**Ausgangstext**
┄┄┄┄┄┄┄┄┄┄┄┄┄┄┄┄┄┄┄┄

# Hilfe:Teichtechnik, Filter+Pumpe, Selbstbau



## daniel steg (29. Juni 2012)

Hallo Zusammen,

ich bin neu hier und möchte auch direkt eure Hilfe und Tipps in Anspruch nehmen, da ich trotz googelei und eurem Forum mein Problem (vielleicht ist es auch keines) lösen möchte:

Ich habe einen 43qm Haupteich (tiefste Stelle 1,60 und ca 9x9m in Nierenform aufgebaut, 2 Bodenabläufe und 1 Wandskimmer sind eingebaut. Wasser ist bereits drin.
Beide BA laufen in ein 100er KG und von dort unterhalb der Folie in meinen Filterschacht. Dieser ist ca. 1x1x3m lang. Der Skimmer führt über ein 1 1/4 Schlach in den Schacht ( Größe kann nicht verändert werden)
Direkt neben dem Schacht liegt mein 3x5m Filterteich (0,75 tief).

Nun mein Gedanke:
Dass Wasser soll über die BA/Skimmer in eine Filteranlage +UV und von dort in den Filtergraben laufen. Von diesem Filtergraben soll das Wasser am entferntesten Punkt über eine Pumpe LEERGESAUGT werden und als Wasserfall wieder in den Hauptteich laufen.
Nun meine Frage: Funktioniert das Schwerkraftprinzip auch über den Sogeffekt, wenn der Filterteich leergesaugt wird?
So müsste ich nur EINE Pumpe für das zurückpumpen in den Hauptteich nutzen. Wenn das 100er KG in den Filterschacht geht, müssen die weitereren Verrohrungen wie groß dimensioniert werden, damit ein Sog des leergesaugten Filterteiches ensteht und das physikalische Prinzip der kommunizierenden Röhren funktioniert? Und welche Pumpe/Selbstbaufilter brauche ich? Habe mir heute 4x 160Liter Mülltonnen besorgt. Die passen exakt in den Schacht.Dann fehlen noch die Matten. 
Ich hoffe, dass Bild sagt mehr als 1000 Worte, Ich wäre über eine Antwort und Bilder dankbar, da der Teich langsam grün wird und ich im Juli die Bepflanzung starten möchte .

Tierbesatz:Koi, __ Störe und Schiltis kommen nächstes Jahr, wenn allles gut eingependelt ist

Gruß Daniel


----------



## Patrick K (29. Juni 2012)

*AW: Hilfe:Teichtechnik, Filter+Pumpe, Selbstbau*

Hallo Daniel 

erst mal Willkommen und eine schöne Pfütze hast du da

Ich würde dir ja gerne weiterhelfen ,doch ich weis gar nicht wo ich anfangen soll ???

Mache mal am besten eine Skizze mit Verrohrung und Wasserspiegel von allen, einmal wie es ist und am besten einmal so wie du dir das vorstellst

zu den Bildern ??? sind das schon die Tonnen ? deine Schläuche mal hoch mal runter ? wo sind deine Ansaugrohre ? was oder wo ist dein FG  ? und und und

Gruss Patrick


----------



## Olli.P (30. Juni 2012)

┄┄┄┄┄┄┄┄┄┄┄┄┄┄┄┄┄┄┄┄

**Bereitgestelltes Material**
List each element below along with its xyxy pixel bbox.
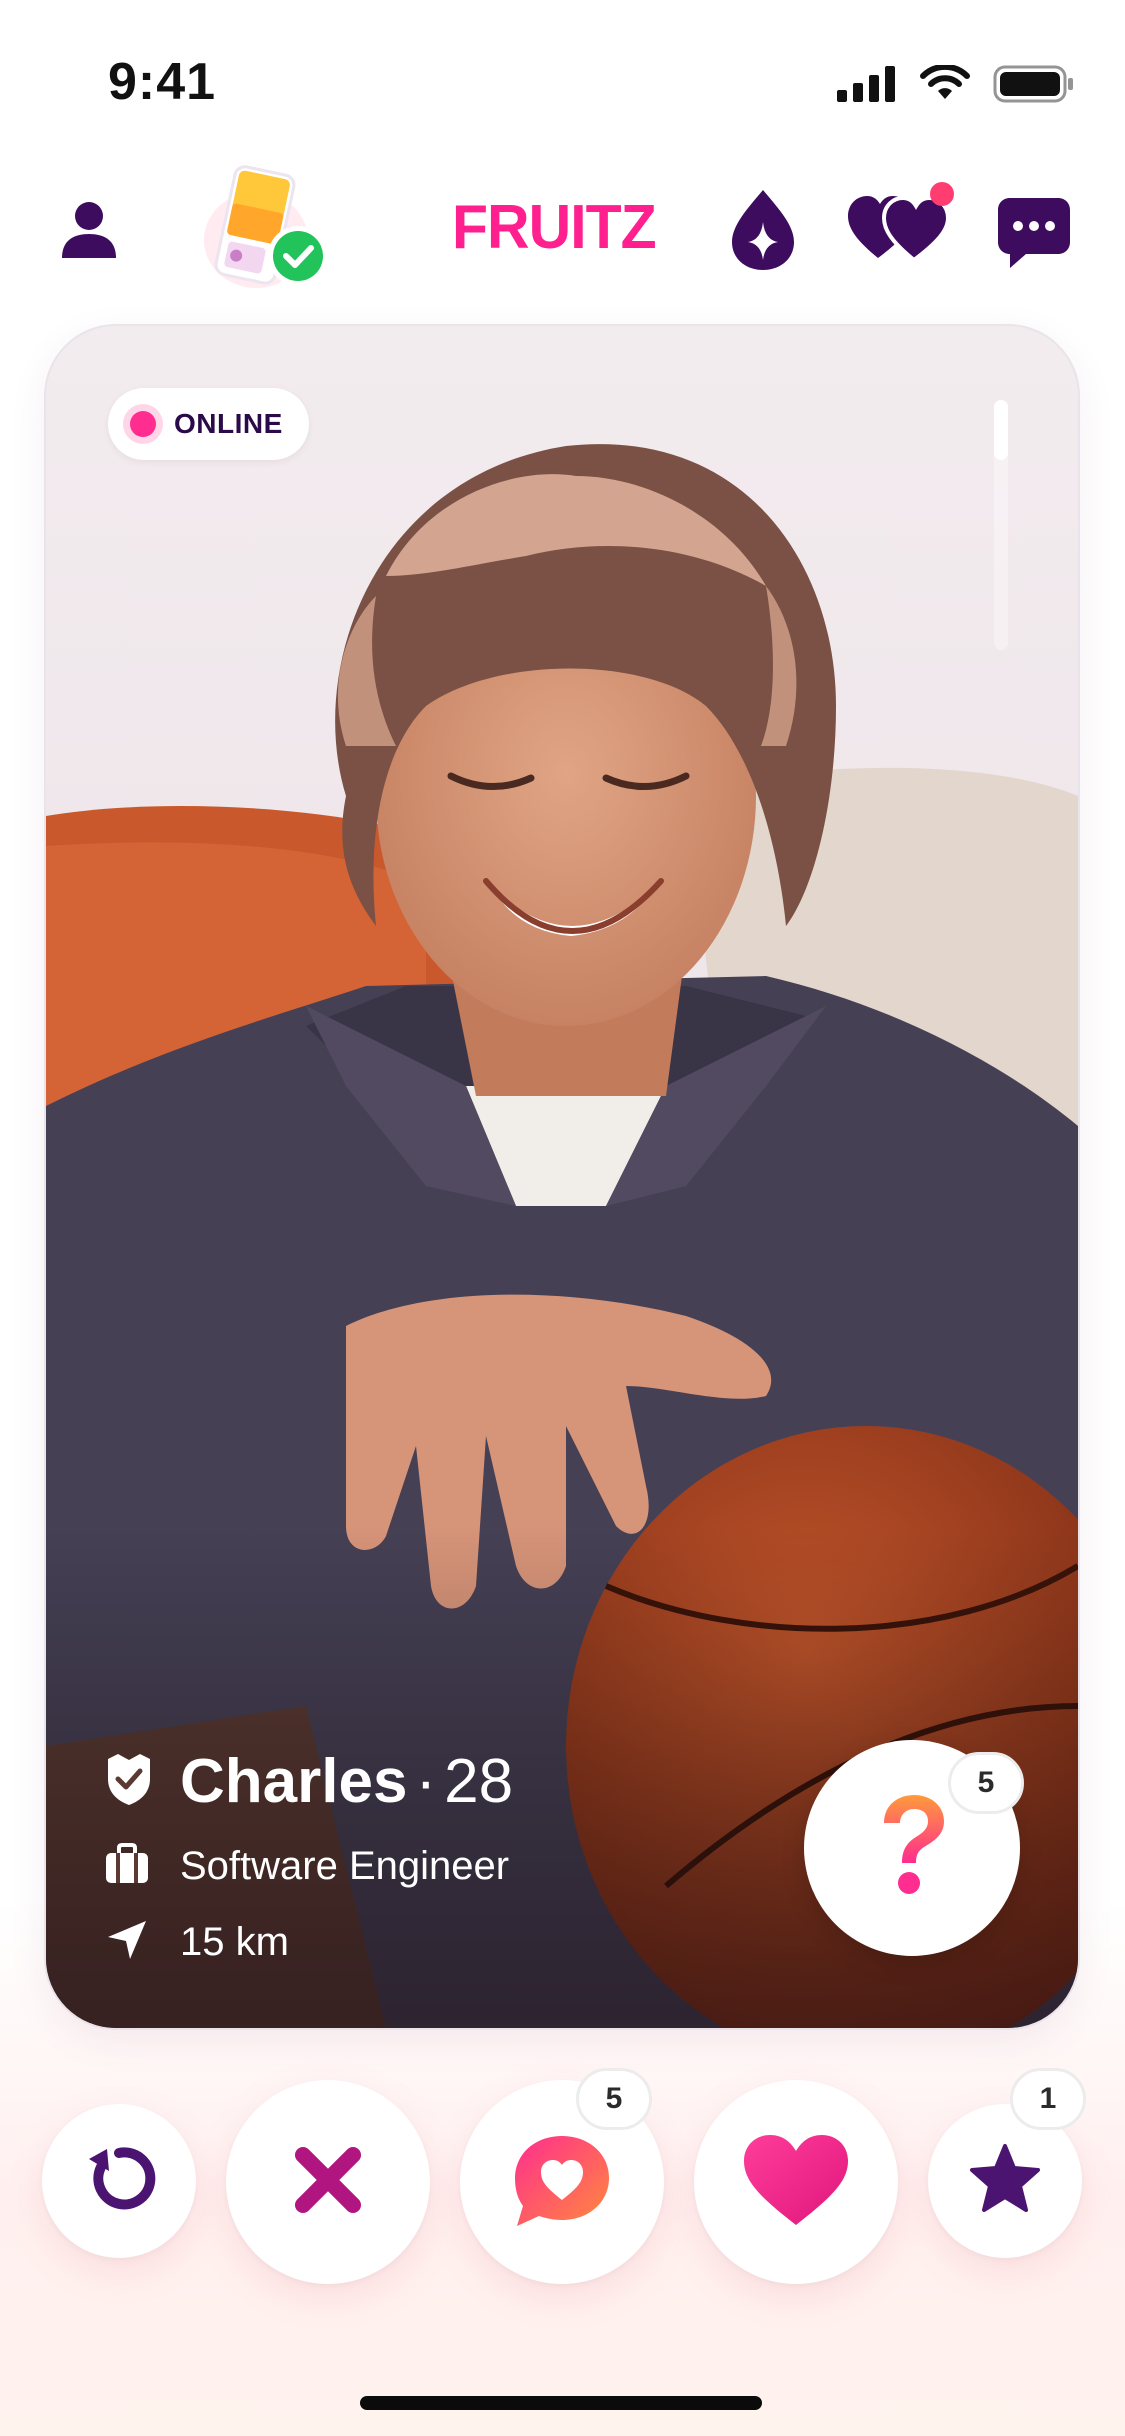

┄┄┄┄┄┄┄┄┄┄┄┄┄┄┄┄┄┄┄┄

**Aufgaben**
a – Welche Maße hat der Filterteich im Thread zur Teichtechnik?
b – Setze bitte den Thread zur Teichtechnik fort, wo er aufhört.
Die Zeilen spielen hierfür keine Rolle.

**Die Antworten**
a – Er ist 3 x 5 m groß und 0,75 m tief.

b –
*AW: Hilfe:Teichtechnik, Filter+Pumpe, Selbstbau*

Hallo Daniel,

und 

:willkommen bei den Teich - :crazy

Fehler 1:

Beide BA über ein 110er KG-Rohr geht nicht, nicht genug Flow.............. 

Pro BA 1x 110er KG-Rohr............. 

Und zum Filter und Filtergraben:

Wenn du "alle" Verbindungen unter dem Wasserspiegel hast, kannst du die Pumpe am Schluss platzieren.


----------



## Patrick K (30. Juni 2012)

*AW: Hilfe:Teichtechnik, Filter+Pumpe, Selbstbau*



> Wenn du "alle" Verbindungen unter dem Wasserspiegel hast, kannst du die Pumpe am Schluss platzieren.



Aber auch nur wenn der Schlauch , der über der Wasseroberfläche ist ,Luft leer ist
Gruss Patrick


----------



## Joerg (30. Juni 2012)

*AW: Hilfe:Teichtechnik, Filter+Pumpe, Selbstbau*

Hi Daniel,
:Willkommen2

Rein theoretisch geht das, aber der Filterteich oder Graben muss dafür auf gleicher Höhe liegen.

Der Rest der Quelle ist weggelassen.